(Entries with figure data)
>>>
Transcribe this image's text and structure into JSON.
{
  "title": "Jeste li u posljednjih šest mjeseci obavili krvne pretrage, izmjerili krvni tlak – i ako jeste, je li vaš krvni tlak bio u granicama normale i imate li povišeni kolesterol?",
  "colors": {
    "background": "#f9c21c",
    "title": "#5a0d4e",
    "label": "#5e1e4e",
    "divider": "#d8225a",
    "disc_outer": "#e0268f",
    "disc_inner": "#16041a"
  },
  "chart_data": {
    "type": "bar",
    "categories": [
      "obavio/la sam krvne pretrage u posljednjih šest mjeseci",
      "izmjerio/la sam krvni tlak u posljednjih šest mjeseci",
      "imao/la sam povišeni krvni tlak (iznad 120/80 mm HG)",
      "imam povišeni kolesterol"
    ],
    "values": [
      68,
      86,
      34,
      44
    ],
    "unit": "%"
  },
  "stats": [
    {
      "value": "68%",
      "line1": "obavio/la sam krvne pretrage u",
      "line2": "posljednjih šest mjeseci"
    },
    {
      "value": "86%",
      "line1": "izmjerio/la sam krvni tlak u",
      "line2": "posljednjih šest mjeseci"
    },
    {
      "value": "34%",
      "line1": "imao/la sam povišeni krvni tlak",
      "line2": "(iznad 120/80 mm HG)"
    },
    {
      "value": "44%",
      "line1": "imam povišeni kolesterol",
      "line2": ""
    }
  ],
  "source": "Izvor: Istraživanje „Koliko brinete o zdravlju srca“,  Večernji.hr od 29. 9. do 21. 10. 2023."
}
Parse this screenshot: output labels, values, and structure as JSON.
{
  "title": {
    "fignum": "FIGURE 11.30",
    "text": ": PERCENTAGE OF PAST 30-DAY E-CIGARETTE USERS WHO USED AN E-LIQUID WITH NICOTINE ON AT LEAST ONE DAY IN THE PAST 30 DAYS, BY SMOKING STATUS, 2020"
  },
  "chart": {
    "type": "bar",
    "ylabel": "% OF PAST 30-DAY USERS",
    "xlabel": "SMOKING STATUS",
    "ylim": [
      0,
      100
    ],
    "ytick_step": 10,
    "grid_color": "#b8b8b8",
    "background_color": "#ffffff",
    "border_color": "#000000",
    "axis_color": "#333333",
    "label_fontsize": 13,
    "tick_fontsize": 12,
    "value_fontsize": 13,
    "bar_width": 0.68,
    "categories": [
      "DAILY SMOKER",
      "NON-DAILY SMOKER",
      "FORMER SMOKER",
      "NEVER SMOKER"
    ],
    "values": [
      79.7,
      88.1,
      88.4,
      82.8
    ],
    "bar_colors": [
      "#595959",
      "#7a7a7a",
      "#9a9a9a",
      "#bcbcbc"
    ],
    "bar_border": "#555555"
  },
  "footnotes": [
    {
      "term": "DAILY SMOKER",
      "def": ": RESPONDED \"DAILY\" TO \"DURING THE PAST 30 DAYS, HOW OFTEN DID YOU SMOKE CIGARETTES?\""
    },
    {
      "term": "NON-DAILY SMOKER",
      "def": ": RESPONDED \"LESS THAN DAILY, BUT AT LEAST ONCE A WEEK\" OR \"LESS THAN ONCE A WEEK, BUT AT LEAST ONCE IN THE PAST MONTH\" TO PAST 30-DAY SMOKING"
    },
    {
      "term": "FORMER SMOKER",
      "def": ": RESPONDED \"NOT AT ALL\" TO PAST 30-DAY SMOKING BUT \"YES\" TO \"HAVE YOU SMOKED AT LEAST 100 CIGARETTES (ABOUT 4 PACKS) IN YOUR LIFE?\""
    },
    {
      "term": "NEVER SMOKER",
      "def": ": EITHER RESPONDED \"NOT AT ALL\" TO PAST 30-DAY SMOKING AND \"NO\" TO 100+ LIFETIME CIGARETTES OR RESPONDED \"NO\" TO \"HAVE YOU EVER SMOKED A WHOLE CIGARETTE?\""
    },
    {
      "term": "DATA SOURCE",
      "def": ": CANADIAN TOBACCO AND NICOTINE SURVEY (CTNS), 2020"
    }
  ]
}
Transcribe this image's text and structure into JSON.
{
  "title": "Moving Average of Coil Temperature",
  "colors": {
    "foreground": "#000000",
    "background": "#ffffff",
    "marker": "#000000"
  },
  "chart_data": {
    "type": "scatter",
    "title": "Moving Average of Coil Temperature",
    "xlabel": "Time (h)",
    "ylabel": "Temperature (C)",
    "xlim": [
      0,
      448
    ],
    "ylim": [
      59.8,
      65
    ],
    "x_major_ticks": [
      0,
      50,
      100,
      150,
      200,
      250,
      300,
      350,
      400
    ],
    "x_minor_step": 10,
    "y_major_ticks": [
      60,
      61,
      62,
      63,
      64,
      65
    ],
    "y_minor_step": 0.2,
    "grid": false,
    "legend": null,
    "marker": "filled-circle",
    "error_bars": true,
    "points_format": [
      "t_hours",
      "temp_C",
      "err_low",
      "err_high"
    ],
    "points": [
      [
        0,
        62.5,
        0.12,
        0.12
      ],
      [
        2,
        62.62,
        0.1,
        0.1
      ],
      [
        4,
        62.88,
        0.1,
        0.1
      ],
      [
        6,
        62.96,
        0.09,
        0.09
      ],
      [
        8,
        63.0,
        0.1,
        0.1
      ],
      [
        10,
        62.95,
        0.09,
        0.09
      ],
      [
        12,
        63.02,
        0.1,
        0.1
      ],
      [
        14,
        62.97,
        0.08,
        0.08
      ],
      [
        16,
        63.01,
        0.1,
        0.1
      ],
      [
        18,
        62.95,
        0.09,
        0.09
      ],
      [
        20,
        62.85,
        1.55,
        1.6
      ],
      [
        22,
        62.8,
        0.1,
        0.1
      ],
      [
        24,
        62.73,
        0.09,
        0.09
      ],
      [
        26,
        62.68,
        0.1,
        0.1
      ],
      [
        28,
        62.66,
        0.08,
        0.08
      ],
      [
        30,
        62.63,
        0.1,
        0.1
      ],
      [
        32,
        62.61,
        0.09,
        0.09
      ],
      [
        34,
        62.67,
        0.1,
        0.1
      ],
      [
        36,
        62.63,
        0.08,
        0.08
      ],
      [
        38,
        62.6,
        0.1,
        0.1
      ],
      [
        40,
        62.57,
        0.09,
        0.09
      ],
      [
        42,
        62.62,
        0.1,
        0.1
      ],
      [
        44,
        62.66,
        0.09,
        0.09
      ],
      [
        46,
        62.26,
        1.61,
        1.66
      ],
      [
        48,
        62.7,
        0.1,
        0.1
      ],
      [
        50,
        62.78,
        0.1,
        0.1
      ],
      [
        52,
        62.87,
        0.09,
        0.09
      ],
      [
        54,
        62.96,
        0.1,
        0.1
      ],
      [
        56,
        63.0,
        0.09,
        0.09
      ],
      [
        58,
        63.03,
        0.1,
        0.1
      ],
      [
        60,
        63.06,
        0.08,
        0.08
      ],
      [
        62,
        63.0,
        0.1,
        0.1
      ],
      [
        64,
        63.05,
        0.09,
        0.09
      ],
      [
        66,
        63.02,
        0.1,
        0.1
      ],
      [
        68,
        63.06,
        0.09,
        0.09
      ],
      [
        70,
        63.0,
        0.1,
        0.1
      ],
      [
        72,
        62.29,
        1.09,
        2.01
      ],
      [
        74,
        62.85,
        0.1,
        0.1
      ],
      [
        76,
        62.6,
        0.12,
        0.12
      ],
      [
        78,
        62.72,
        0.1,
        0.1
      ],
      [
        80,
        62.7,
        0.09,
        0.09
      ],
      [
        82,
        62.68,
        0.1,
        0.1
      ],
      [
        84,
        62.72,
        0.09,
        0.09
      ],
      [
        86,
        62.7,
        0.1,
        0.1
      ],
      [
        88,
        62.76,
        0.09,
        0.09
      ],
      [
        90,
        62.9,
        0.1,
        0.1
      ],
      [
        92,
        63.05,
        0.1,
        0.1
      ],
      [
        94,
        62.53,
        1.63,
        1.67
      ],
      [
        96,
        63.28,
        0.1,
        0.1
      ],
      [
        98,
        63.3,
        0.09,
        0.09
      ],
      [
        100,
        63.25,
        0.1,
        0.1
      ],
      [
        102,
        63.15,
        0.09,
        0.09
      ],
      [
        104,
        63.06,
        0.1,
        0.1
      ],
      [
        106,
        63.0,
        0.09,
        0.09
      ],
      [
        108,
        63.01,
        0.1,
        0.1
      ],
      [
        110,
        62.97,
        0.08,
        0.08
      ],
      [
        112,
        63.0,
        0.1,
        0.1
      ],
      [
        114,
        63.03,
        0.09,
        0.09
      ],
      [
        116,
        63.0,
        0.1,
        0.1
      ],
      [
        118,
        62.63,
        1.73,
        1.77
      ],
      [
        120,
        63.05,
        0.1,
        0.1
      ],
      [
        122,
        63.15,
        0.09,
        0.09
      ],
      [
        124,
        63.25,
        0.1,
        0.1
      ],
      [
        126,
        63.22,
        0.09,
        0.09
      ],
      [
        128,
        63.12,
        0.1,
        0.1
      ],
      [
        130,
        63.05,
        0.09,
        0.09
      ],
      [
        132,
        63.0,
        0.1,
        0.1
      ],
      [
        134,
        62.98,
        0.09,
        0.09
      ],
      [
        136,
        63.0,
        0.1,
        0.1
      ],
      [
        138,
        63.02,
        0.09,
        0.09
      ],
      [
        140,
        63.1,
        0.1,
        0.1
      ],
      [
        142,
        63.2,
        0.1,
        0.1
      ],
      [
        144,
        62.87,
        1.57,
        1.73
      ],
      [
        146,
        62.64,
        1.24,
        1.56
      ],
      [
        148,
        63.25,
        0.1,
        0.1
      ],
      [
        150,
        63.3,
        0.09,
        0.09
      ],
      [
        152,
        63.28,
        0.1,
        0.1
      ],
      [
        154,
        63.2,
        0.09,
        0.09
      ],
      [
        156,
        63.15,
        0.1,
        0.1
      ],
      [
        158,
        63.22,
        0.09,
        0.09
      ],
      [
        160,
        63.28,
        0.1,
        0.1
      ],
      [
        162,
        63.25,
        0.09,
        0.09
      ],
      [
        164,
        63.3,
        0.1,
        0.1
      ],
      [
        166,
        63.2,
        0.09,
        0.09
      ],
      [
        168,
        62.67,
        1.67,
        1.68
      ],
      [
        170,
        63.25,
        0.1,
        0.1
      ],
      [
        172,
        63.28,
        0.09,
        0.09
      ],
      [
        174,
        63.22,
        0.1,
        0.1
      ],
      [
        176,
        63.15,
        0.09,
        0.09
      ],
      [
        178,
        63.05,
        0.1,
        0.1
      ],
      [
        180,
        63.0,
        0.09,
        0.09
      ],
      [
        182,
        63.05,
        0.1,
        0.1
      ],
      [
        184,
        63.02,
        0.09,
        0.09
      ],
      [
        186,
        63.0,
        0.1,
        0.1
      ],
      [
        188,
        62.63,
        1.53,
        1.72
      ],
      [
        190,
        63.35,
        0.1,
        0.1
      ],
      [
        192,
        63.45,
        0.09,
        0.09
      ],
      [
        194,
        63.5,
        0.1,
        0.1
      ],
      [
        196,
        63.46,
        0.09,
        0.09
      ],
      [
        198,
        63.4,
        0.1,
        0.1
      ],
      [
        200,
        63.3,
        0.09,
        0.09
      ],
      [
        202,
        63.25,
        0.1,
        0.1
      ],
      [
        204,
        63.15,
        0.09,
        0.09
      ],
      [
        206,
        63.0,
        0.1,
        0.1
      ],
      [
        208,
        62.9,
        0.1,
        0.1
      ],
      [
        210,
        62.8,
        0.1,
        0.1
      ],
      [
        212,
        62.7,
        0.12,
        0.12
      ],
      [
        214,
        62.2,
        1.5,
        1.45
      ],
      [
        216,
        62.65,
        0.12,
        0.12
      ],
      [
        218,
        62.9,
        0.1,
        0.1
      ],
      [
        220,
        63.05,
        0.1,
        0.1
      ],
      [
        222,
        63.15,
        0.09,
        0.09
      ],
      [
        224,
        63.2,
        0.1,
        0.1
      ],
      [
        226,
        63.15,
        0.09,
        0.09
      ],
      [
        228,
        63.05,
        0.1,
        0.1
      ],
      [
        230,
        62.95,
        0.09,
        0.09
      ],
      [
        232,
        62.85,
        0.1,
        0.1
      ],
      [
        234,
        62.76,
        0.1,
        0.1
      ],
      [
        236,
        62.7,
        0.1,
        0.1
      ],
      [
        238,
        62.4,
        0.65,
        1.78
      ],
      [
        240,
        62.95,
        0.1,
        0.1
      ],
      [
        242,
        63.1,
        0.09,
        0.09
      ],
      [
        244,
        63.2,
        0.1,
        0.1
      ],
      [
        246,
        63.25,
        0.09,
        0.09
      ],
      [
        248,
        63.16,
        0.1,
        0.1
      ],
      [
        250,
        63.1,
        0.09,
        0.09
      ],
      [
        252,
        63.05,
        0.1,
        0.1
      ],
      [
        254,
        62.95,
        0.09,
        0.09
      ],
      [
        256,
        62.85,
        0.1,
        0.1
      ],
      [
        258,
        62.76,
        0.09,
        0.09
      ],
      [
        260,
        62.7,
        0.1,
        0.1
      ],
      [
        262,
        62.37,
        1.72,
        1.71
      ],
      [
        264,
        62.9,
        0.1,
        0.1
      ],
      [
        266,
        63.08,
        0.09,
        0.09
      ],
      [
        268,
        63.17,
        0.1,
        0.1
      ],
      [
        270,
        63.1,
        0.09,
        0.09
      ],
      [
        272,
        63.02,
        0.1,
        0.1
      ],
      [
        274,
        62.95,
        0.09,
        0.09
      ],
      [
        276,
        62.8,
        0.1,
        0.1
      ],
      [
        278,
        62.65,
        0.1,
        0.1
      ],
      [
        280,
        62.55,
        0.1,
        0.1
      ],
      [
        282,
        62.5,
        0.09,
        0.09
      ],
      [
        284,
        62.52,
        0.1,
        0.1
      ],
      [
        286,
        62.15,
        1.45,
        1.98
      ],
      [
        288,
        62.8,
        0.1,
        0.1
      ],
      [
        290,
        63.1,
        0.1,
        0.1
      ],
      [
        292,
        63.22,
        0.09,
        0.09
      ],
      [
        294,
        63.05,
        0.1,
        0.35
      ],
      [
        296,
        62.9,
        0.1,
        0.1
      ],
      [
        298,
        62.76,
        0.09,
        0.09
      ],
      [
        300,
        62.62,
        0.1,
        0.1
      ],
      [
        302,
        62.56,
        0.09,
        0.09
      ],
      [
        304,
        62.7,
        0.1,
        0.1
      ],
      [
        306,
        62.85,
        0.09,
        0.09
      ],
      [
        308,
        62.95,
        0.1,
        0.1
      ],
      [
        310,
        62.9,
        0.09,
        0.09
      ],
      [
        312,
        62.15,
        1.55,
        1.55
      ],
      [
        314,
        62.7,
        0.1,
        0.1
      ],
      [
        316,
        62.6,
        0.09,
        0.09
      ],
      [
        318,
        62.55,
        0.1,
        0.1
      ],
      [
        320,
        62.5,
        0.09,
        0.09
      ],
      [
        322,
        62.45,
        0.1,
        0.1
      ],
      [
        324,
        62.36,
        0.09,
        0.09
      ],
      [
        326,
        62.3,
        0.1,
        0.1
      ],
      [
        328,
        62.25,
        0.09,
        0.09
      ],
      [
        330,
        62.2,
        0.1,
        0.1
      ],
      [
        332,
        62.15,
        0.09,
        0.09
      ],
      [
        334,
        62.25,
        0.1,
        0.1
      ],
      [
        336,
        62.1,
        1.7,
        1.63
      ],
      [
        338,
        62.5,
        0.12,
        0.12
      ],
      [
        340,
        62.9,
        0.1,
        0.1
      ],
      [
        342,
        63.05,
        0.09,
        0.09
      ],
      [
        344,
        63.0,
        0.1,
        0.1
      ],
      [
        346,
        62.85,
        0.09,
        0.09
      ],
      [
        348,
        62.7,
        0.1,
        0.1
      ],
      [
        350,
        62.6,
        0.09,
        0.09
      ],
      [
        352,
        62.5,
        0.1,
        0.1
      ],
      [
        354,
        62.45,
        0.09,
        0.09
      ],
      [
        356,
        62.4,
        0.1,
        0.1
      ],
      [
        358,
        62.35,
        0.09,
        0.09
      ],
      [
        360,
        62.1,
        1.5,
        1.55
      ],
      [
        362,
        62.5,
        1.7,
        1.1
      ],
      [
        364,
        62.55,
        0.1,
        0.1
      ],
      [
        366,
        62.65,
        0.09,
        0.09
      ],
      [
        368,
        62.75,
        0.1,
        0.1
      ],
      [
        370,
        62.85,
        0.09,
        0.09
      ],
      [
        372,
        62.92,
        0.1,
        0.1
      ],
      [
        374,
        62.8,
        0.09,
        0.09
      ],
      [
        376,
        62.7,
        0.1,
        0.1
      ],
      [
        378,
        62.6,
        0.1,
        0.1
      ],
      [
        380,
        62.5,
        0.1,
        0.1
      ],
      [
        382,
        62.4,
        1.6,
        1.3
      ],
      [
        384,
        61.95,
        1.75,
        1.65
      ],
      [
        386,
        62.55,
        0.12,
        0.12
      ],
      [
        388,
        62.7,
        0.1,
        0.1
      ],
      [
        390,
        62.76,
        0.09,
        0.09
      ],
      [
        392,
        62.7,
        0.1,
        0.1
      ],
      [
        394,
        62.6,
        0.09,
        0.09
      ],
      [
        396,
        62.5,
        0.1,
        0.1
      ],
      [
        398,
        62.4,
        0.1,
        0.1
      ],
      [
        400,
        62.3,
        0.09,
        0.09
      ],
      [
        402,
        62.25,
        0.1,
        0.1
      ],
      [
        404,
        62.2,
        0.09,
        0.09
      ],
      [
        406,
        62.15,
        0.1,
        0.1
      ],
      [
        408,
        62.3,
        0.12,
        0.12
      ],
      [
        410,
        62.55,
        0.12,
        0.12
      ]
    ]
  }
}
<<<
WHAT YOU ARE ASKED TO DO:
Using the records above, copy each line that contains "ylabel".

SOLVED PROBLEM:
    "ylabel": "% OF PAST 30-DAY USERS",
    "ylabel": "Temperature (C)",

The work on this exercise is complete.